Given instruction: Restate every entry word for word.

****************

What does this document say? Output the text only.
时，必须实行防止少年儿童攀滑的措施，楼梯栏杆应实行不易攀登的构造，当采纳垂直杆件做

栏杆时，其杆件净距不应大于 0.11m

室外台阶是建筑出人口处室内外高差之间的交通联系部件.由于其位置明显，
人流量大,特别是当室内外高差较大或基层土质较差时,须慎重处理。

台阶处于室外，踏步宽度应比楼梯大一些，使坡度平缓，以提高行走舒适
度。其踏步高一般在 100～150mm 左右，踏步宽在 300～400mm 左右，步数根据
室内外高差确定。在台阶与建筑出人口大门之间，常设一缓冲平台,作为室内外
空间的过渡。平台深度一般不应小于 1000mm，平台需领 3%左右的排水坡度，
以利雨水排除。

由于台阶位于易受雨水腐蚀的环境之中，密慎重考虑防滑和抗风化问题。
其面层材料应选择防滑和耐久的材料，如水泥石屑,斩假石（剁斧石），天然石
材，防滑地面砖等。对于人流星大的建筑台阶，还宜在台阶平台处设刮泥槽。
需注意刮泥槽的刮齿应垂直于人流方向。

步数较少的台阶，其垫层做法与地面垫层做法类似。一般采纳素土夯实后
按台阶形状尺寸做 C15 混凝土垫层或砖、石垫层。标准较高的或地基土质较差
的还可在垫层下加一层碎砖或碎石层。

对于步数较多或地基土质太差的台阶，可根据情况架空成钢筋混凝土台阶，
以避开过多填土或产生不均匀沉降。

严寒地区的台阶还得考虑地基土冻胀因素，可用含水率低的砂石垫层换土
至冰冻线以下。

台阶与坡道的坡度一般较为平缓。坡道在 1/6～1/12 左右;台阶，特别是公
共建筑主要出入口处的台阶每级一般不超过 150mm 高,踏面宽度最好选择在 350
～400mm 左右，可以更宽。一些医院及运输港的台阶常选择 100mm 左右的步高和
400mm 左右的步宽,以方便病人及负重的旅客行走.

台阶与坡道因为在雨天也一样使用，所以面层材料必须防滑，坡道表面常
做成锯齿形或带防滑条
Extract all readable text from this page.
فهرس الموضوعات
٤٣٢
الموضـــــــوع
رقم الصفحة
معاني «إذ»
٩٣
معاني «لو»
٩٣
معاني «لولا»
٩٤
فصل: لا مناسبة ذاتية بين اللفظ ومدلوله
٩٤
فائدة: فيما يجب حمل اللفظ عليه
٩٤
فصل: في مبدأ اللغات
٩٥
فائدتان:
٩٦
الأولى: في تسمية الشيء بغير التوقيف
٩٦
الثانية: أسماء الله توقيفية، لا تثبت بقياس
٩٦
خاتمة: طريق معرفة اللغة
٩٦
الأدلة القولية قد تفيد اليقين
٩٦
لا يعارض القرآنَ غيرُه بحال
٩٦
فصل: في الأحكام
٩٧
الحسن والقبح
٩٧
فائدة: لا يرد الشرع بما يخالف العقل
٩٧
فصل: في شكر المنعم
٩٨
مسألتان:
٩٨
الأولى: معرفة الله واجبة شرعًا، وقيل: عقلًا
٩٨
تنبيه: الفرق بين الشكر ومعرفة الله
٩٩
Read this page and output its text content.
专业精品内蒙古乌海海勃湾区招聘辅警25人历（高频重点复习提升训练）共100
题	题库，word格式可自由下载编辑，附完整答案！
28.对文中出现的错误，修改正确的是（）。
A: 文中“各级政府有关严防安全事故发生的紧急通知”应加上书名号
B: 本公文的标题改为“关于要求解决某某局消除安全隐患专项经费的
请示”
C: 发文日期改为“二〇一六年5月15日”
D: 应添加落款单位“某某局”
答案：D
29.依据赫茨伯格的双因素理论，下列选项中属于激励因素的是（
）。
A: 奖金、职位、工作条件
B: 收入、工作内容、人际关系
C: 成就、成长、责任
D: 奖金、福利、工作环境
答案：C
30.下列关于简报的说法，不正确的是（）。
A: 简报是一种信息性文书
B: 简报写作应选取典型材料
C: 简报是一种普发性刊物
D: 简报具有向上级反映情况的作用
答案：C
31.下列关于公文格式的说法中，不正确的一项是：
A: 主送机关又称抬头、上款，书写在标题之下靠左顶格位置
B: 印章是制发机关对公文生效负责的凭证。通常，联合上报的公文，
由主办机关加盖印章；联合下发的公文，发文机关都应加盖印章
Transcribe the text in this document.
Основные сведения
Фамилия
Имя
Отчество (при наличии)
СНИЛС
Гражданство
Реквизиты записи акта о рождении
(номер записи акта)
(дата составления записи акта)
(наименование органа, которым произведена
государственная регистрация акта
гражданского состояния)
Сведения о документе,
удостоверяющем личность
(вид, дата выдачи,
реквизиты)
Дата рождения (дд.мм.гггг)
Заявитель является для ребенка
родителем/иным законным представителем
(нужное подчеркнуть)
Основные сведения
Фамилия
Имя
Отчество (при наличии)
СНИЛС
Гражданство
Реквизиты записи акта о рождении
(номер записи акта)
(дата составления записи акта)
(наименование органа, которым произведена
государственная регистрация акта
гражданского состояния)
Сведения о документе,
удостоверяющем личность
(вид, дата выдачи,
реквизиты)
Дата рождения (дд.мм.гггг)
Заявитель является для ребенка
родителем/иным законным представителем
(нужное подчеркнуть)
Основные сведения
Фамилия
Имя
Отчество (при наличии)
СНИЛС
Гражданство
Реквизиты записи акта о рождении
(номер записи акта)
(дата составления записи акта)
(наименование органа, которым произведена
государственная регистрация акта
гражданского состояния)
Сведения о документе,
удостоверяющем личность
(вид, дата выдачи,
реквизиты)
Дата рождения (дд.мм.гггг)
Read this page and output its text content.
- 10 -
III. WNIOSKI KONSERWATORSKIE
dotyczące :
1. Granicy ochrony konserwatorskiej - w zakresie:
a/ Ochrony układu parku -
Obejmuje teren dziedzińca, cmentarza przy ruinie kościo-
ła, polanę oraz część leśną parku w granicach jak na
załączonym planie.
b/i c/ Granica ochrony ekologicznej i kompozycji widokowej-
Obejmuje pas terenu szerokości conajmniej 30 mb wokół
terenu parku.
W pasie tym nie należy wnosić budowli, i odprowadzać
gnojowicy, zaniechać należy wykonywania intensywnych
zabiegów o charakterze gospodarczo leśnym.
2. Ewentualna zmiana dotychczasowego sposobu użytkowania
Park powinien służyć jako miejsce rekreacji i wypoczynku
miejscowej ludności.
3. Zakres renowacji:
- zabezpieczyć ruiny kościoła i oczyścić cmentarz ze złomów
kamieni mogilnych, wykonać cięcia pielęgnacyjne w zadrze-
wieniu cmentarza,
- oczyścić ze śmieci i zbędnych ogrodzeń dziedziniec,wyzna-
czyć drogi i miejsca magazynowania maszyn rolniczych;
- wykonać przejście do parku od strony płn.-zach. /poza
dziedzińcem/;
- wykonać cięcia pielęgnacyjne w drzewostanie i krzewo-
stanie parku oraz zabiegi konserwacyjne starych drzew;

****************

Exercise answer:
What does this document say? Output the text only.
时，必须实行防止少年儿童攀滑的措施，楼梯栏杆应实行不易攀登的构造，当采纳垂直杆件做

栏杆时，其杆件净距不应大于 0.11m

室外台阶是建筑出人口处室内外高差之间的交通联系部件.由于其位置明显，
人流量大,特别是当室内外高差较大或基层土质较差时,须慎重处理。

台阶处于室外，踏步宽度应比楼梯大一些，使坡度平缓，以提高行走舒适
度。其踏步高一般在 100～150mm 左右，踏步宽在 300～400mm 左右，步数根据
室内外高差确定。在台阶与建筑出人口大门之间，常设一缓冲平台,作为室内外
空间的过渡。平台深度一般不应小于 1000mm，平台需领 3%左右的排水坡度，
以利雨水排除。

由于台阶位于易受雨水腐蚀的环境之中，密慎重考虑防滑和抗风化问题。
其面层材料应选择防滑和耐久的材料，如水泥石屑,斩假石（剁斧石），天然石
材，防滑地面砖等。对于人流星大的建筑台阶，还宜在台阶平台处设刮泥槽。
需注意刮泥槽的刮齿应垂直于人流方向。

步数较少的台阶，其垫层做法与地面垫层做法类似。一般采纳素土夯实后
按台阶形状尺寸做 C15 混凝土垫层或砖、石垫层。标准较高的或地基土质较差
的还可在垫层下加一层碎砖或碎石层。

对于步数较多或地基土质太差的台阶，可根据情况架空成钢筋混凝土台阶，
以避开过多填土或产生不均匀沉降。

严寒地区的台阶还得考虑地基土冻胀因素，可用含水率低的砂石垫层换土
至冰冻线以下。

台阶与坡道的坡度一般较为平缓。坡道在 1/6～1/12 左右;台阶，特别是公
共建筑主要出入口处的台阶每级一般不超过 150mm 高,踏面宽度最好选择在 350
～400mm 左右，可以更宽。一些医院及运输港的台阶常选择 100mm 左右的步高和
400mm 左右的步宽,以方便病人及负重的旅客行走.

台阶与坡道因为在雨天也一样使用，所以面层材料必须防滑，坡道表面常
做成锯齿形或带防滑条
Extract all readable text from this page.
فهرس الموضوعات
٤٣٢
الموضـــــــوع
رقم الصفحة
معاني «إذ»
٩٣
معاني «لو»
٩٣
معاني «لولا»
٩٤
فصل: لا مناسبة ذاتية بين اللفظ ومدلوله
٩٤
فائدة: فيما يجب حمل اللفظ عليه
٩٤
فصل: في مبدأ اللغات
٩٥
فائدتان:
٩٦
الأولى: في تسمية الشيء بغير التوقيف
٩٦
الثانية: أسماء الله توقيفية، لا تثبت بقياس
٩٦
خاتمة: طريق معرفة اللغة
٩٦
الأدلة القولية قد تفيد اليقين
٩٦
لا يعارض القرآنَ غيرُه بحال
٩٦
فصل: في الأحكام
٩٧
الحسن والقبح
٩٧
فائدة: لا يرد الشرع بما يخالف العقل
٩٧
فصل: في شكر المنعم
٩٨
مسألتان:
٩٨
الأولى: معرفة الله واجبة شرعًا، وقيل: عقلًا
٩٨
تنبيه: الفرق بين الشكر ومعرفة الله
٩٩
Read this page and output its text content.
专业精品内蒙古乌海海勃湾区招聘辅警25人历（高频重点复习提升训练）共100
题	题库，word格式可自由下载编辑，附完整答案！
28.对文中出现的错误，修改正确的是（）。
A: 文中“各级政府有关严防安全事故发生的紧急通知”应加上书名号
B: 本公文的标题改为“关于要求解决某某局消除安全隐患专项经费的
请示”
C: 发文日期改为“二〇一六年5月15日”
D: 应添加落款单位“某某局”
答案：D
29.依据赫茨伯格的双因素理论，下列选项中属于激励因素的是（
）。
A: 奖金、职位、工作条件
B: 收入、工作内容、人际关系
C: 成就、成长、责任
D: 奖金、福利、工作环境
答案：C
30.下列关于简报的说法，不正确的是（）。
A: 简报是一种信息性文书
B: 简报写作应选取典型材料
C: 简报是一种普发性刊物
D: 简报具有向上级反映情况的作用
答案：C
31.下列关于公文格式的说法中，不正确的一项是：
A: 主送机关又称抬头、上款，书写在标题之下靠左顶格位置
B: 印章是制发机关对公文生效负责的凭证。通常，联合上报的公文，
由主办机关加盖印章；联合下发的公文，发文机关都应加盖印章
Transcribe the text in this document.
Основные сведения
Фамилия
Имя
Отчество (при наличии)
СНИЛС
Гражданство
Реквизиты записи акта о рождении
(номер записи акта)
(дата составления записи акта)
(наименование органа, которым произведена
государственная регистрация акта
гражданского состояния)
Сведения о документе,
удостоверяющем личность
(вид, дата выдачи,
реквизиты)
Дата рождения (дд.мм.гггг)
Заявитель является для ребенка
родителем/иным законным представителем
(нужное подчеркнуть)
Основные сведения
Фамилия
Имя
Отчество (при наличии)
СНИЛС
Гражданство
Реквизиты записи акта о рождении
(номер записи акта)
(дата составления записи акта)
(наименование органа, которым произведена
государственная регистрация акта
гражданского состояния)
Сведения о документе,
удостоверяющем личность
(вид, дата выдачи,
реквизиты)
Дата рождения (дд.мм.гггг)
Заявитель является для ребенка
родителем/иным законным представителем
(нужное подчеркнуть)
Основные сведения
Фамилия
Имя
Отчество (при наличии)
СНИЛС
Гражданство
Реквизиты записи акта о рождении
(номер записи акта)
(дата составления записи акта)
(наименование органа, которым произведена
государственная регистрация акта
гражданского состояния)
Сведения о документе,
удостоверяющем личность
(вид, дата выдачи,
реквизиты)
Дата рождения (дд.мм.гггг)
Read this page and output its text content.
- 10 -
III. WNIOSKI KONSERWATORSKIE
dotyczące :
1. Granicy ochrony konserwatorskiej - w zakresie:
a/ Ochrony układu parku -
Obejmuje teren dziedzińca, cmentarza przy ruinie kościo-
ła, polanę oraz część leśną parku w granicach jak na
załączonym planie.
b/i c/ Granica ochrony ekologicznej i kompozycji widokowej-
Obejmuje pas terenu szerokości conajmniej 30 mb wokół
terenu parku.
W pasie tym nie należy wnosić budowli, i odprowadzać
gnojowicy, zaniechać należy wykonywania intensywnych
zabiegów o charakterze gospodarczo leśnym.
2. Ewentualna zmiana dotychczasowego sposobu użytkowania
Park powinien służyć jako miejsce rekreacji i wypoczynku
miejscowej ludności.
3. Zakres renowacji:
- zabezpieczyć ruiny kościoła i oczyścić cmentarz ze złomów
kamieni mogilnych, wykonać cięcia pielęgnacyjne w zadrze-
wieniu cmentarza,
- oczyścić ze śmieci i zbędnych ogrodzeń dziedziniec,wyzna-
czyć drogi i miejsca magazynowania maszyn rolniczych;
- wykonać przejście do parku od strony płn.-zach. /poza
dziedzińcem/;
- wykonać cięcia pielęgnacyjne w drzewostanie i krzewo-
stanie parku oraz zabiegi konserwacyjne starych drzew;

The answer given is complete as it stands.